Stored records:
--- START ---

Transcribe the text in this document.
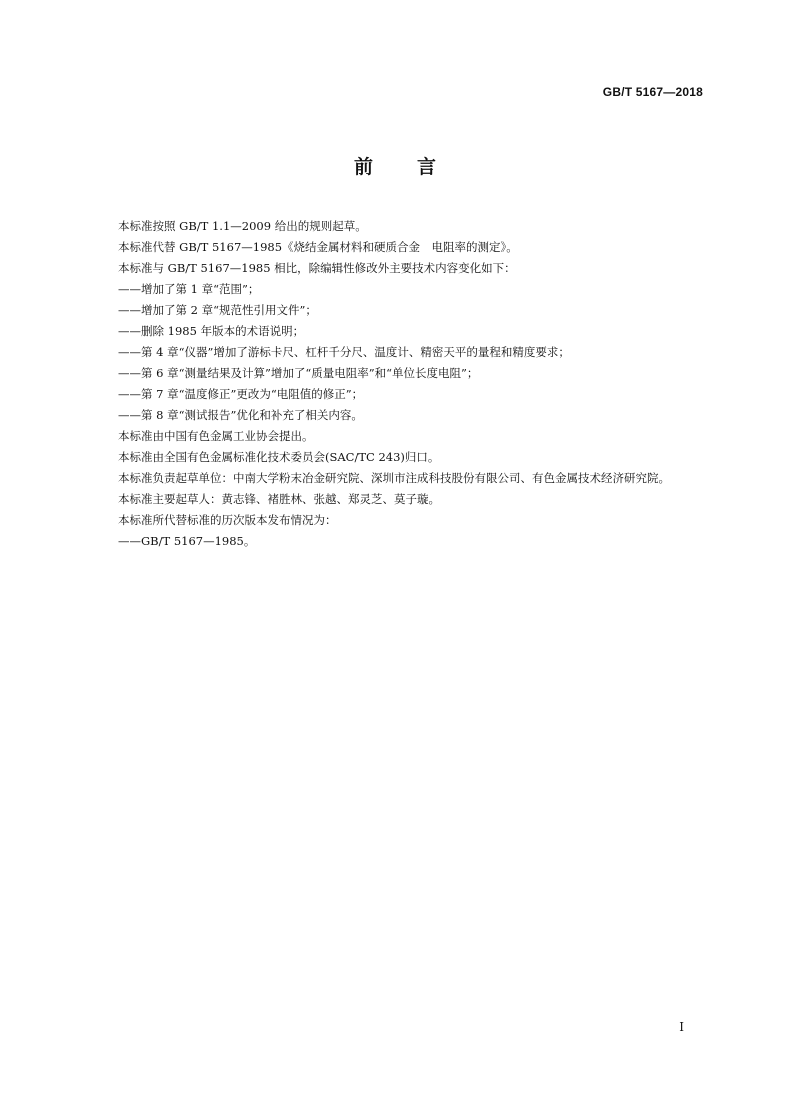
GB/T 5167—2018
前 言

本标准按照 GB/T 1.1—2009 给出的规则起草。

本标准代替 GB/T 5167—1985《烧结金属材料和硬质合金　电阻率的测定》。

本标准与 GB/T 5167—1985 相比，除编辑性修改外主要技术内容变化如下：

——增加了第 1 章“范围”；

——增加了第 2 章“规范性引用文件”；

——删除 1985 年版本的术语说明；

——第 4 章“仪器”增加了游标卡尺、杠杆千分尺、温度计、精密天平的量程和精度要求；

——第 6 章“测量结果及计算”增加了“质量电阻率”和“单位长度电阻”；

——第 7 章“温度修正”更改为“电阻值的修正”；

——第 8 章“测试报告”优化和补充了相关内容。

本标准由中国有色金属工业协会提出。

本标准由全国有色金属标准化技术委员会(SAC/TC 243)归口。

本标准负责起草单位：中南大学粉末冶金研究院、深圳市注成科技股份有限公司、有色金属技术经济研究院。

本标准主要起草人：黄志锋、褚胜林、张越、郑灵芝、莫子璇。

本标准所代替标准的历次版本发布情况为：

——GB/T 5167—1985。

Ⅰ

--- END ---

- [GIVEN INSTRUCTION]: Keep the pictures out of your copy, and repeat every entry above exactly.

- [REPLY TO THE TASK]:
Transcribe the text in this document.
GB/T 5167—2018
前 言

本标准按照 GB/T 1.1—2009 给出的规则起草。

本标准代替 GB/T 5167—1985《烧结金属材料和硬质合金　电阻率的测定》。

本标准与 GB/T 5167—1985 相比，除编辑性修改外主要技术内容变化如下：

——增加了第 1 章“范围”；

——增加了第 2 章“规范性引用文件”；

——删除 1985 年版本的术语说明；

——第 4 章“仪器”增加了游标卡尺、杠杆千分尺、温度计、精密天平的量程和精度要求；

——第 6 章“测量结果及计算”增加了“质量电阻率”和“单位长度电阻”；

——第 7 章“温度修正”更改为“电阻值的修正”；

——第 8 章“测试报告”优化和补充了相关内容。

本标准由中国有色金属工业协会提出。

本标准由全国有色金属标准化技术委员会(SAC/TC 243)归口。

本标准负责起草单位：中南大学粉末冶金研究院、深圳市注成科技股份有限公司、有色金属技术经济研究院。

本标准主要起草人：黄志锋、褚胜林、张越、郑灵芝、莫子璇。

本标准所代替标准的历次版本发布情况为：

——GB/T 5167—1985。

Ⅰ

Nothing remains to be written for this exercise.